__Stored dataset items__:
══════════

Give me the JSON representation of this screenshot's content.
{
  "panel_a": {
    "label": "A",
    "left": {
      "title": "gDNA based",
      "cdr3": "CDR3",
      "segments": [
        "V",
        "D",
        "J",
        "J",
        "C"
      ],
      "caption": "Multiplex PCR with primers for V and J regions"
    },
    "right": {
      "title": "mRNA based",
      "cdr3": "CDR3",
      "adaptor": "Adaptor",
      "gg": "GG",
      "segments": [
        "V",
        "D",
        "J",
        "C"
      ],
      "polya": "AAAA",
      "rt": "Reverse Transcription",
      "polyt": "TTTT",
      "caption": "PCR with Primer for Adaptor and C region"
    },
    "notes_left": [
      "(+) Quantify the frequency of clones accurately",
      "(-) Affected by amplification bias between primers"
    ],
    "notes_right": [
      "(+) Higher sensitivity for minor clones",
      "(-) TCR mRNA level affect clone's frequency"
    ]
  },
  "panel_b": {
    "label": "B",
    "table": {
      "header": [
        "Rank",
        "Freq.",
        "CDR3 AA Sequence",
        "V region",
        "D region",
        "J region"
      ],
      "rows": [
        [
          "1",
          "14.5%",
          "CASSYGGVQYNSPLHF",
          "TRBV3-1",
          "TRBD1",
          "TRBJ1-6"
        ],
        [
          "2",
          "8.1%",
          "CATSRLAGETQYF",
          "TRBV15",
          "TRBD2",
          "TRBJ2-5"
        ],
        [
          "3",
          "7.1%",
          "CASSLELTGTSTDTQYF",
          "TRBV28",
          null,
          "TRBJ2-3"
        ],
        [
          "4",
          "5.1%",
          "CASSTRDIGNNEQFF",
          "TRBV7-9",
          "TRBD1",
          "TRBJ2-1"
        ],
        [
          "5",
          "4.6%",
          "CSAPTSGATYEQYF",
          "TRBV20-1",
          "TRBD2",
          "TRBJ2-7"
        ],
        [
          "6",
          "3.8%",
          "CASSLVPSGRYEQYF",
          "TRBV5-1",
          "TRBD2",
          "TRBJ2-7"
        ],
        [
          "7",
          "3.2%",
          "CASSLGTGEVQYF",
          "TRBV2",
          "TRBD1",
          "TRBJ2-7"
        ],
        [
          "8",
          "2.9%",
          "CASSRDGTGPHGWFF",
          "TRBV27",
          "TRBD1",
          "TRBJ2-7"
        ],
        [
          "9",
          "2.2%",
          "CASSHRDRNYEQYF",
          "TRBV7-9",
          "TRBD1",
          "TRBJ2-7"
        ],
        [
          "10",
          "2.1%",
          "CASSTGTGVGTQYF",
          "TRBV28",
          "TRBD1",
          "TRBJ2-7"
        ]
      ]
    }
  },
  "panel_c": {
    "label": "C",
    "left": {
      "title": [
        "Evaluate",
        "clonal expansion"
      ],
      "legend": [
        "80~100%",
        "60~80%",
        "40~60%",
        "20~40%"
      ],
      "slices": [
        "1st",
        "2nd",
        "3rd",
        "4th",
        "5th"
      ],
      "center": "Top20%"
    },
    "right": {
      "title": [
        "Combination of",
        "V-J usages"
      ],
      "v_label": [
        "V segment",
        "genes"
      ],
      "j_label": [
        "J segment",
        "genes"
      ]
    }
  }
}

══════════

__Exercise directions__:
Check all the records above and select each line where the string "mRNA" is found.

__Result of the exercise__:
      "title": "mRNA based",
      "(-) TCR mRNA level affect clone's frequency"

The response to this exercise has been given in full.